### EXTRACTED DATA
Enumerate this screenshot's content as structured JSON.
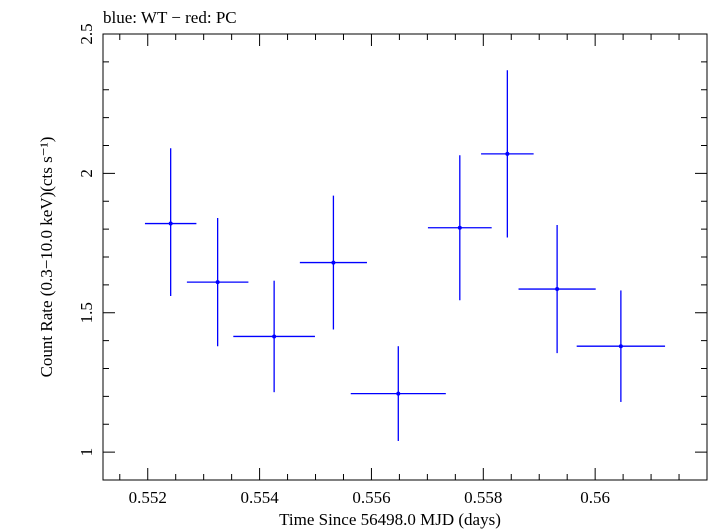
{
  "chart_data": {
    "type": "scatter",
    "title": "blue: WT − red: PC",
    "xlabel": "Time Since 56498.0 MJD (days)",
    "ylabel": "Count Rate (0.3−10.0 keV)(cts s⁻¹)",
    "xlim": [
      0.5512,
      0.562
    ],
    "ylim": [
      0.9,
      2.5
    ],
    "xticks": [
      {
        "value": 0.552,
        "label": "0.552"
      },
      {
        "value": 0.554,
        "label": "0.554"
      },
      {
        "value": 0.556,
        "label": "0.556"
      },
      {
        "value": 0.558,
        "label": "0.558"
      },
      {
        "value": 0.56,
        "label": "0.56"
      }
    ],
    "yticks": [
      {
        "value": 1.0,
        "label": "1"
      },
      {
        "value": 1.5,
        "label": "1.5"
      },
      {
        "value": 2.0,
        "label": "2"
      },
      {
        "value": 2.5,
        "label": "2.5"
      }
    ],
    "grid": false,
    "series": [
      {
        "color": "#0000ff",
        "points": [
          {
            "x": 0.55241,
            "y": 1.82,
            "xerr": 0.00046,
            "yerr_low": 0.26,
            "yerr_high": 0.27
          },
          {
            "x": 0.55325,
            "y": 1.61,
            "xerr": 0.00055,
            "yerr_low": 0.23,
            "yerr_high": 0.23
          },
          {
            "x": 0.55426,
            "y": 1.415,
            "xerr": 0.00073,
            "yerr_low": 0.2,
            "yerr_high": 0.2
          },
          {
            "x": 0.55532,
            "y": 1.68,
            "xerr": 0.0006,
            "yerr_low": 0.24,
            "yerr_high": 0.24
          },
          {
            "x": 0.55648,
            "y": 1.21,
            "xerr": 0.00085,
            "yerr_low": 0.17,
            "yerr_high": 0.17
          },
          {
            "x": 0.55758,
            "y": 1.805,
            "xerr": 0.00057,
            "yerr_low": 0.26,
            "yerr_high": 0.26
          },
          {
            "x": 0.55843,
            "y": 2.07,
            "xerr": 0.00047,
            "yerr_low": 0.3,
            "yerr_high": 0.3
          },
          {
            "x": 0.55932,
            "y": 1.585,
            "xerr": 0.00069,
            "yerr_low": 0.23,
            "yerr_high": 0.23
          },
          {
            "x": 0.56046,
            "y": 1.38,
            "xerr": 0.00079,
            "yerr_low": 0.2,
            "yerr_high": 0.2
          }
        ]
      }
    ]
  }
}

### GIVEN TASK
Collect from the data above every line that includes "xerr".

### SOLUTION BELOW
            "xerr": 0.00046,
            "xerr": 0.00055,
            "xerr": 0.00073,
            "xerr": 0.0006,
            "xerr": 0.00085,
            "xerr": 0.00057,
            "xerr": 0.00047,
            "xerr": 0.00069,
            "xerr": 0.00079,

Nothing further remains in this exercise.